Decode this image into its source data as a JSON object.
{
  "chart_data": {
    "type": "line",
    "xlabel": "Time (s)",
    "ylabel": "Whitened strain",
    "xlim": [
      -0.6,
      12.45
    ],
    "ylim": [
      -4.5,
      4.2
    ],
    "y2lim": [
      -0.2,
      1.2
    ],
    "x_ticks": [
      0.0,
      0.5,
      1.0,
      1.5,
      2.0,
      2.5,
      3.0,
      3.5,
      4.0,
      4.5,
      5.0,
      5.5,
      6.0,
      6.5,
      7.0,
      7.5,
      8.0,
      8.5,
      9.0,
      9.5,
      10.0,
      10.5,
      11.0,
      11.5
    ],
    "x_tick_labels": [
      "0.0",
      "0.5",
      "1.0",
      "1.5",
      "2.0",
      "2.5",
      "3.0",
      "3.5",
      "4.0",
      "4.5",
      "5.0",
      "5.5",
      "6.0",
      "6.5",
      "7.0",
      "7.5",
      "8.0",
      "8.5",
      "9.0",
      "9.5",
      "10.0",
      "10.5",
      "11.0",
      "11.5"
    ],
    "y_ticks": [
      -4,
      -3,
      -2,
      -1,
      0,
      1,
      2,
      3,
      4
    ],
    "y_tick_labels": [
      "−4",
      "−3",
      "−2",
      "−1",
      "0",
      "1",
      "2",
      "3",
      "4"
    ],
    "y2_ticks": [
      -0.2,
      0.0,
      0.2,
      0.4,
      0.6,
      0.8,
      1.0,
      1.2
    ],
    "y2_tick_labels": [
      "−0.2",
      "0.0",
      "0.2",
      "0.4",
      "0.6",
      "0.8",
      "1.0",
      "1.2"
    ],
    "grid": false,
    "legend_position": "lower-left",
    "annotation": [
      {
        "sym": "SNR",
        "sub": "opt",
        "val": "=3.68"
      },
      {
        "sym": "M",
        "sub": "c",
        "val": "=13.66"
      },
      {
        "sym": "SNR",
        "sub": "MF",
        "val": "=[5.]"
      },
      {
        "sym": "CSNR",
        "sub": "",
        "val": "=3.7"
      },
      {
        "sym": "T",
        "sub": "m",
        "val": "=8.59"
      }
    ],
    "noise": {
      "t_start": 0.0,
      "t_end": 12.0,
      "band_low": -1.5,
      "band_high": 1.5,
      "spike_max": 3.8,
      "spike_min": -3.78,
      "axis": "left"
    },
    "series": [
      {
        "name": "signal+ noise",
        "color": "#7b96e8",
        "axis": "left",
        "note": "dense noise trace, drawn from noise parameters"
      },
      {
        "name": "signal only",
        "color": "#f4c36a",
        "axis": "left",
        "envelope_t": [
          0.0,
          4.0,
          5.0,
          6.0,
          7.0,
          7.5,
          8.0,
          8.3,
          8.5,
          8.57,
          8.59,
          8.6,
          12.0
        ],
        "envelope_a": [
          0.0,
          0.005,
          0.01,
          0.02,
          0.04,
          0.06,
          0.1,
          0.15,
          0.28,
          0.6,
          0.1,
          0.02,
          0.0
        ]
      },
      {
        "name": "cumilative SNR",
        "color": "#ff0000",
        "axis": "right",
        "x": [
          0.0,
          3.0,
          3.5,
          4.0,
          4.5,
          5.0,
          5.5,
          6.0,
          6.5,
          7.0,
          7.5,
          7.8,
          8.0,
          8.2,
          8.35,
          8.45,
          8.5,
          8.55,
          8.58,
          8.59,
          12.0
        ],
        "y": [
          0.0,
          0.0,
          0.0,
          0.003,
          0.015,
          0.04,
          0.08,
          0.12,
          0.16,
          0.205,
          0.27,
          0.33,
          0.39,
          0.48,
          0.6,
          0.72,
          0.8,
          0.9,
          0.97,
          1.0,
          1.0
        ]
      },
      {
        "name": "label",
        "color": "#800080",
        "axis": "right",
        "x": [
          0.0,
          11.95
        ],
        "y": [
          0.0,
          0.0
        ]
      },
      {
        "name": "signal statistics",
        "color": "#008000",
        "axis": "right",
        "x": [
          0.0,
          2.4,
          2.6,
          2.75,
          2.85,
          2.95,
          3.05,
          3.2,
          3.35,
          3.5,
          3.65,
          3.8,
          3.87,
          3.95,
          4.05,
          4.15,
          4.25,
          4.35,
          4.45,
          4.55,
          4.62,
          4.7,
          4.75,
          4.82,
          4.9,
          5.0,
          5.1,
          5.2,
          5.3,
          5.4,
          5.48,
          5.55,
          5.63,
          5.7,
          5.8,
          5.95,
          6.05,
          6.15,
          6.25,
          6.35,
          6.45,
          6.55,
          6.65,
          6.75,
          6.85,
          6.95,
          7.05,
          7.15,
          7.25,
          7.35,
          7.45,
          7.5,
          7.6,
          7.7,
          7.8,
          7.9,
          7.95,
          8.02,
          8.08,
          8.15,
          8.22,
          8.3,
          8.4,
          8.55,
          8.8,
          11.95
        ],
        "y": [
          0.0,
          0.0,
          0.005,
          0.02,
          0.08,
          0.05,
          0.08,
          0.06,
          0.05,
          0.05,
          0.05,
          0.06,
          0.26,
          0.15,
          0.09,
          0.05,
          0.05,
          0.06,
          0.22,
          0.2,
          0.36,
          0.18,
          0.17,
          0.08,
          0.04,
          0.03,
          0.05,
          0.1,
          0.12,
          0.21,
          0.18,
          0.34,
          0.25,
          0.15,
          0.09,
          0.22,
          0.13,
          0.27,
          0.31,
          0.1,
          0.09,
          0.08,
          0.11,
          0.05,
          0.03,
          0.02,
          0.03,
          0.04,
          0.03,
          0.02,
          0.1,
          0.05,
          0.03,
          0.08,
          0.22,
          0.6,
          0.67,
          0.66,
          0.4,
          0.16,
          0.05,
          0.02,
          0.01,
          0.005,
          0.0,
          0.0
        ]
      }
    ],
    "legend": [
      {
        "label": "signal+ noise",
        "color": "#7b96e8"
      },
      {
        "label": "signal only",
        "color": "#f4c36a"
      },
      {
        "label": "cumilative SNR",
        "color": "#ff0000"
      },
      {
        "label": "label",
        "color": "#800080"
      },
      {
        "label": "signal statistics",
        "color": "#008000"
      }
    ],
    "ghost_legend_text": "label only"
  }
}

INSTRUCTION:
Using the exact wording, write out all of the records.

TASK RESPONSE:
Decode this image into its source data as a JSON object.
{
  "chart_data": {
    "type": "line",
    "xlabel": "Time (s)",
    "ylabel": "Whitened strain",
    "xlim": [
      -0.6,
      12.45
    ],
    "ylim": [
      -4.5,
      4.2
    ],
    "y2lim": [
      -0.2,
      1.2
    ],
    "x_ticks": [
      0.0,
      0.5,
      1.0,
      1.5,
      2.0,
      2.5,
      3.0,
      3.5,
      4.0,
      4.5,
      5.0,
      5.5,
      6.0,
      6.5,
      7.0,
      7.5,
      8.0,
      8.5,
      9.0,
      9.5,
      10.0,
      10.5,
      11.0,
      11.5
    ],
    "x_tick_labels": [
      "0.0",
      "0.5",
      "1.0",
      "1.5",
      "2.0",
      "2.5",
      "3.0",
      "3.5",
      "4.0",
      "4.5",
      "5.0",
      "5.5",
      "6.0",
      "6.5",
      "7.0",
      "7.5",
      "8.0",
      "8.5",
      "9.0",
      "9.5",
      "10.0",
      "10.5",
      "11.0",
      "11.5"
    ],
    "y_ticks": [
      -4,
      -3,
      -2,
      -1,
      0,
      1,
      2,
      3,
      4
    ],
    "y_tick_labels": [
      "−4",
      "−3",
      "−2",
      "−1",
      "0",
      "1",
      "2",
      "3",
      "4"
    ],
    "y2_ticks": [
      -0.2,
      0.0,
      0.2,
      0.4,
      0.6,
      0.8,
      1.0,
      1.2
    ],
    "y2_tick_labels": [
      "−0.2",
      "0.0",
      "0.2",
      "0.4",
      "0.6",
      "0.8",
      "1.0",
      "1.2"
    ],
    "grid": false,
    "legend_position": "lower-left",
    "annotation": [
      {
        "sym": "SNR",
        "sub": "opt",
        "val": "=3.68"
      },
      {
        "sym": "M",
        "sub": "c",
        "val": "=13.66"
      },
      {
        "sym": "SNR",
        "sub": "MF",
        "val": "=[5.]"
      },
      {
        "sym": "CSNR",
        "sub": "",
        "val": "=3.7"
      },
      {
        "sym": "T",
        "sub": "m",
        "val": "=8.59"
      }
    ],
    "noise": {
      "t_start": 0.0,
      "t_end": 12.0,
      "band_low": -1.5,
      "band_high": 1.5,
      "spike_max": 3.8,
      "spike_min": -3.78,
      "axis": "left"
    },
    "series": [
      {
        "name": "signal+ noise",
        "color": "#7b96e8",
        "axis": "left",
        "note": "dense noise trace, drawn from noise parameters"
      },
      {
        "name": "signal only",
        "color": "#f4c36a",
        "axis": "left",
        "envelope_t": [
          0.0,
          4.0,
          5.0,
          6.0,
          7.0,
          7.5,
          8.0,
          8.3,
          8.5,
          8.57,
          8.59,
          8.6,
          12.0
        ],
        "envelope_a": [
          0.0,
          0.005,
          0.01,
          0.02,
          0.04,
          0.06,
          0.1,
          0.15,
          0.28,
          0.6,
          0.1,
          0.02,
          0.0
        ]
      },
      {
        "name": "cumilative SNR",
        "color": "#ff0000",
        "axis": "right",
        "x": [
          0.0,
          3.0,
          3.5,
          4.0,
          4.5,
          5.0,
          5.5,
          6.0,
          6.5,
          7.0,
          7.5,
          7.8,
          8.0,
          8.2,
          8.35,
          8.45,
          8.5,
          8.55,
          8.58,
          8.59,
          12.0
        ],
        "y": [
          0.0,
          0.0,
          0.0,
          0.003,
          0.015,
          0.04,
          0.08,
          0.12,
          0.16,
          0.205,
          0.27,
          0.33,
          0.39,
          0.48,
          0.6,
          0.72,
          0.8,
          0.9,
          0.97,
          1.0,
          1.0
        ]
      },
      {
        "name": "label",
        "color": "#800080",
        "axis": "right",
        "x": [
          0.0,
          11.95
        ],
        "y": [
          0.0,
          0.0
        ]
      },
      {
        "name": "signal statistics",
        "color": "#008000",
        "axis": "right",
        "x": [
          0.0,
          2.4,
          2.6,
          2.75,
          2.85,
          2.95,
          3.05,
          3.2,
          3.35,
          3.5,
          3.65,
          3.8,
          3.87,
          3.95,
          4.05,
          4.15,
          4.25,
          4.35,
          4.45,
          4.55,
          4.62,
          4.7,
          4.75,
          4.82,
          4.9,
          5.0,
          5.1,
          5.2,
          5.3,
          5.4,
          5.48,
          5.55,
          5.63,
          5.7,
          5.8,
          5.95,
          6.05,
          6.15,
          6.25,
          6.35,
          6.45,
          6.55,
          6.65,
          6.75,
          6.85,
          6.95,
          7.05,
          7.15,
          7.25,
          7.35,
          7.45,
          7.5,
          7.6,
          7.7,
          7.8,
          7.9,
          7.95,
          8.02,
          8.08,
          8.15,
          8.22,
          8.3,
          8.4,
          8.55,
          8.8,
          11.95
        ],
        "y": [
          0.0,
          0.0,
          0.005,
          0.02,
          0.08,
          0.05,
          0.08,
          0.06,
          0.05,
          0.05,
          0.05,
          0.06,
          0.26,
          0.15,
          0.09,
          0.05,
          0.05,
          0.06,
          0.22,
          0.2,
          0.36,
          0.18,
          0.17,
          0.08,
          0.04,
          0.03,
          0.05,
          0.1,
          0.12,
          0.21,
          0.18,
          0.34,
          0.25,
          0.15,
          0.09,
          0.22,
          0.13,
          0.27,
          0.31,
          0.1,
          0.09,
          0.08,
          0.11,
          0.05,
          0.03,
          0.02,
          0.03,
          0.04,
          0.03,
          0.02,
          0.1,
          0.05,
          0.03,
          0.08,
          0.22,
          0.6,
          0.67,
          0.66,
          0.4,
          0.16,
          0.05,
          0.02,
          0.01,
          0.005,
          0.0,
          0.0
        ]
      }
    ],
    "legend": [
      {
        "label": "signal+ noise",
        "color": "#7b96e8"
      },
      {
        "label": "signal only",
        "color": "#f4c36a"
      },
      {
        "label": "cumilative SNR",
        "color": "#ff0000"
      },
      {
        "label": "label",
        "color": "#800080"
      },
      {
        "label": "signal statistics",
        "color": "#008000"
      }
    ],
    "ghost_legend_text": "label only"
  }
}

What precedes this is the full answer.